▶

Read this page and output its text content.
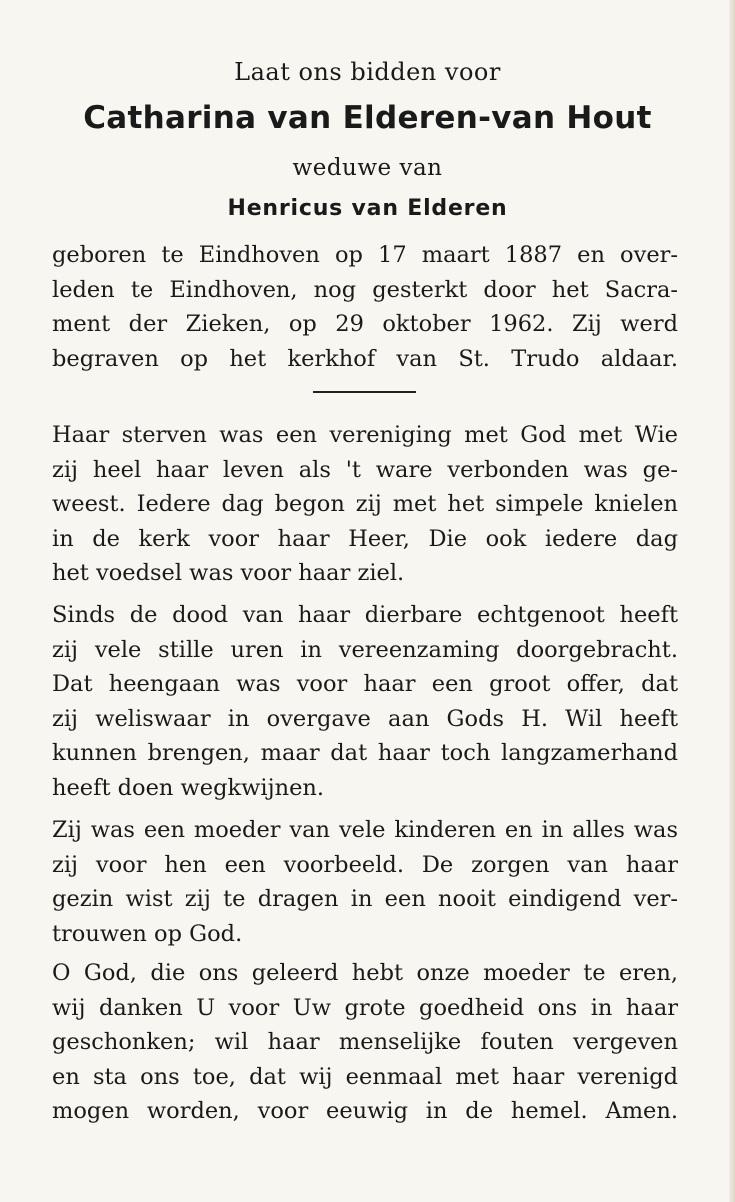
Laat ons bidden voor
Catharina van Elderen-van Hout
weduwe van
Henricus van Elderen
geboren te Eindhoven op 17 maart 1887 en over-
leden te Eindhoven, nog gesterkt door het Sacra-
ment der Zieken, op 29 oktober 1962. Zij werd
begraven op het kerkhof van St. Trudo aldaar.
Haar sterven was een vereniging met God met Wie
zij heel haar leven als 't ware verbonden was ge-
weest. Iedere dag begon zij met het simpele knielen
in de kerk voor haar Heer, Die ook iedere dag
het voedsel was voor haar ziel.
Sinds de dood van haar dierbare echtgenoot heeft
zij vele stille uren in vereenzaming doorgebracht.
Dat heengaan was voor haar een groot offer, dat
zij weliswaar in overgave aan Gods H. Wil heeft
kunnen brengen, maar dat haar toch langzamerhand
heeft doen wegkwijnen.
Zij was een moeder van vele kinderen en in alles was
zij voor hen een voorbeeld. De zorgen van haar
gezin wist zij te dragen in een nooit eindigend ver-
trouwen op God.
O God, die ons geleerd hebt onze moeder te eren,
wij danken U voor Uw grote goedheid ons in haar
geschonken; wil haar menselijke fouten vergeven
en sta ons toe, dat wij eenmaal met haar verenigd
mogen worden, voor eeuwig in de hemel. Amen.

◀

Instructions to follow:
Using the listing above, show every line that includes the string "Elderen".

Complete answer:
Catharina van Elderen-van Hout
Henricus van Elderen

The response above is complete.